## TASK GOAL:
Omit all images. Write out the rest of the material exactly.

## LISTED RECORDS:
------------------------------------------------------------------------

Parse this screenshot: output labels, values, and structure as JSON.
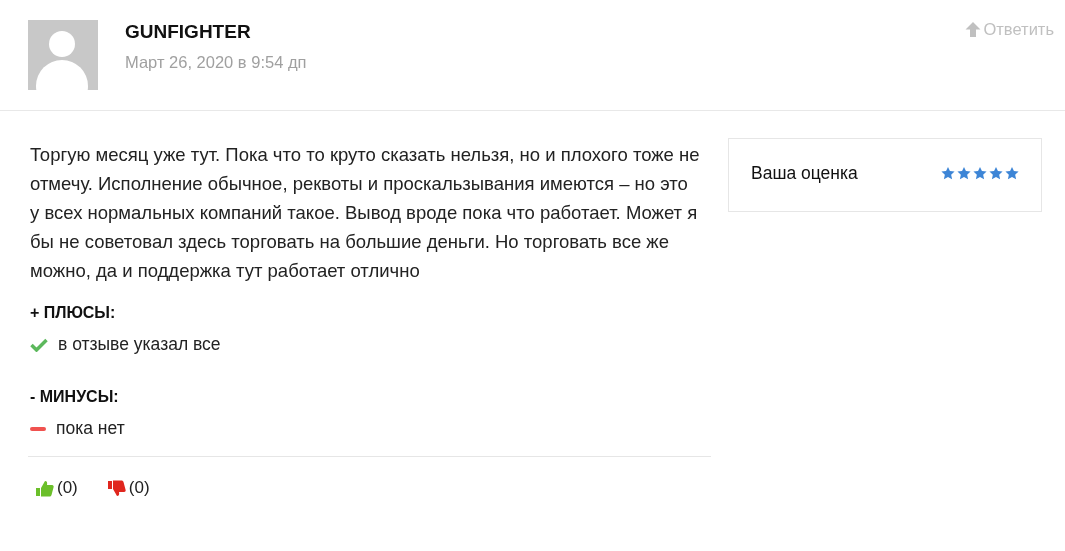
{
  "author": {
    "name": "GUNFIGHTER",
    "date": "Март 26, 2020 в 9:54 дп"
  },
  "reply": {
    "label": "Ответить"
  },
  "review": {
    "text": "Торгую месяц уже тут. Пока что то круто сказать нельзя, но и плохого тоже не отмечу. Исполнение обычное, реквоты и проскальзывания имеются – но это у всех нормальных компаний такое. Вывод вроде пока что работает. Может я бы не советовал здесь торговать на большие деньги. Но торговать все же можно, да и поддержка тут работает отлично"
  },
  "rating": {
    "label": "Ваша оценка",
    "stars": 5
  },
  "sections": [
    {
      "kind": "pros",
      "title": "+ ПЛЮСЫ:",
      "items": [
        "в отзыве указал все"
      ]
    },
    {
      "kind": "cons",
      "title": "- МИНУСЫ:",
      "items": [
        "пока нет"
      ]
    }
  ],
  "votes": [
    {
      "kind": "up",
      "count": "(0)"
    },
    {
      "kind": "down",
      "count": "(0)"
    }
  ]
}
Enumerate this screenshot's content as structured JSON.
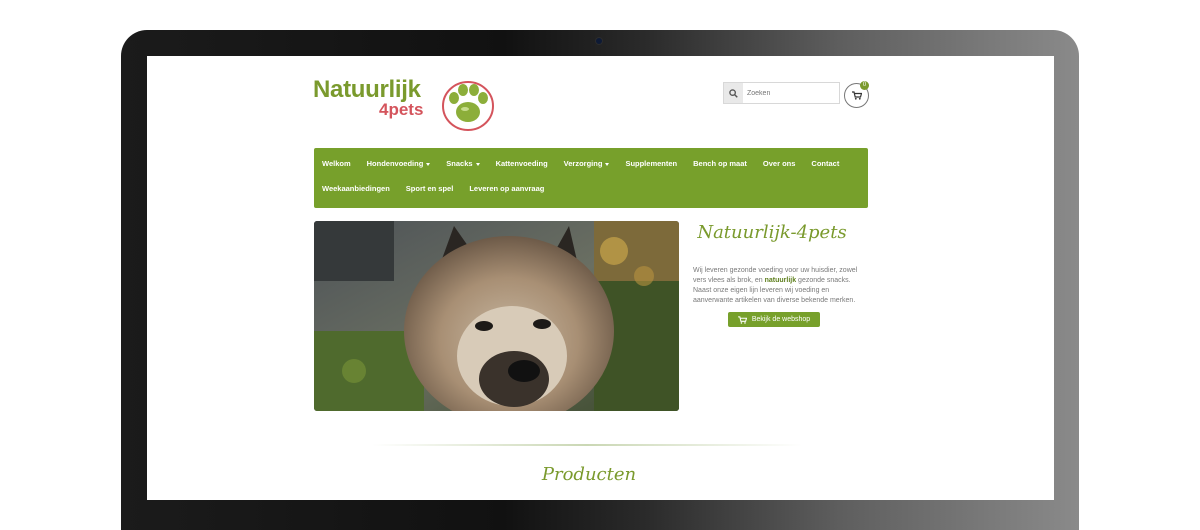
{
  "brand": {
    "name_line1": "Natuurlijk",
    "name_line2": "4pets",
    "green": "#7a9a2d",
    "red": "#d4545c"
  },
  "search": {
    "placeholder": "Zoeken",
    "icon": "search-icon"
  },
  "cart": {
    "count": "0",
    "icon": "cart-icon"
  },
  "nav": {
    "row1": [
      {
        "label": "Welkom",
        "dropdown": false
      },
      {
        "label": "Hondenvoeding",
        "dropdown": true
      },
      {
        "label": "Snacks",
        "dropdown": true
      },
      {
        "label": "Kattenvoeding",
        "dropdown": false
      },
      {
        "label": "Verzorging",
        "dropdown": true
      },
      {
        "label": "Supplementen",
        "dropdown": false
      },
      {
        "label": "Bench op maat",
        "dropdown": false
      },
      {
        "label": "Over ons",
        "dropdown": false
      },
      {
        "label": "Contact",
        "dropdown": false
      }
    ],
    "row2": [
      {
        "label": "Weekaanbiedingen",
        "dropdown": false
      },
      {
        "label": "Sport en spel",
        "dropdown": false
      },
      {
        "label": "Leveren op aanvraag",
        "dropdown": false
      }
    ],
    "color": "#77a02b"
  },
  "intro": {
    "title": "Natuurlijk-4pets",
    "text_before": "Wij leveren gezonde voeding voor uw huisdier, zowel vers vlees als brok, en ",
    "text_bold": "natuurlijk",
    "text_after": " gezonde snacks. Naast onze eigen lijn leveren wij voeding en aanverwante artikelen van diverse bekende merken.",
    "button_label": "Bekijk de webshop"
  },
  "products": {
    "title": "Producten"
  }
}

------------------------------------------------------------------------

## FINISHED TASK:
Parse this screenshot: output labels, values, and structure as JSON.
{
  "author": {
    "name": "GUNFIGHTER",
    "date": "Март 26, 2020 в 9:54 дп"
  },
  "reply": {
    "label": "Ответить"
  },
  "review": {
    "text": "Торгую месяц уже тут. Пока что то круто сказать нельзя, но и плохого тоже не отмечу. Исполнение обычное, реквоты и проскальзывания имеются – но это у всех нормальных компаний такое. Вывод вроде пока что работает. Может я бы не советовал здесь торговать на большие деньги. Но торговать все же можно, да и поддержка тут работает отлично"
  },
  "rating": {
    "label": "Ваша оценка",
    "stars": 5
  },
  "sections": [
    {
      "kind": "pros",
      "title": "+ ПЛЮСЫ:",
      "items": [
        "в отзыве указал все"
      ]
    },
    {
      "kind": "cons",
      "title": "- МИНУСЫ:",
      "items": [
        "пока нет"
      ]
    }
  ],
  "votes": [
    {
      "kind": "up",
      "count": "(0)"
    },
    {
      "kind": "down",
      "count": "(0)"
    }
  ]
}
Enumerate this screenshot's content as structured JSON.
{
  "brand": {
    "name_line1": "Natuurlijk",
    "name_line2": "4pets",
    "green": "#7a9a2d",
    "red": "#d4545c"
  },
  "search": {
    "placeholder": "Zoeken",
    "icon": "search-icon"
  },
  "cart": {
    "count": "0",
    "icon": "cart-icon"
  },
  "nav": {
    "row1": [
      {
        "label": "Welkom",
        "dropdown": false
      },
      {
        "label": "Hondenvoeding",
        "dropdown": true
      },
      {
        "label": "Snacks",
        "dropdown": true
      },
      {
        "label": "Kattenvoeding",
        "dropdown": false
      },
      {
        "label": "Verzorging",
        "dropdown": true
      },
      {
        "label": "Supplementen",
        "dropdown": false
      },
      {
        "label": "Bench op maat",
        "dropdown": false
      },
      {
        "label": "Over ons",
        "dropdown": false
      },
      {
        "label": "Contact",
        "dropdown": false
      }
    ],
    "row2": [
      {
        "label": "Weekaanbiedingen",
        "dropdown": false
      },
      {
        "label": "Sport en spel",
        "dropdown": false
      },
      {
        "label": "Leveren op aanvraag",
        "dropdown": false
      }
    ],
    "color": "#77a02b"
  },
  "intro": {
    "title": "Natuurlijk-4pets",
    "text_before": "Wij leveren gezonde voeding voor uw huisdier, zowel vers vlees als brok, en ",
    "text_bold": "natuurlijk",
    "text_after": " gezonde snacks. Naast onze eigen lijn leveren wij voeding en aanverwante artikelen van diverse bekende merken.",
    "button_label": "Bekijk de webshop"
  },
  "products": {
    "title": "Producten"
  }
}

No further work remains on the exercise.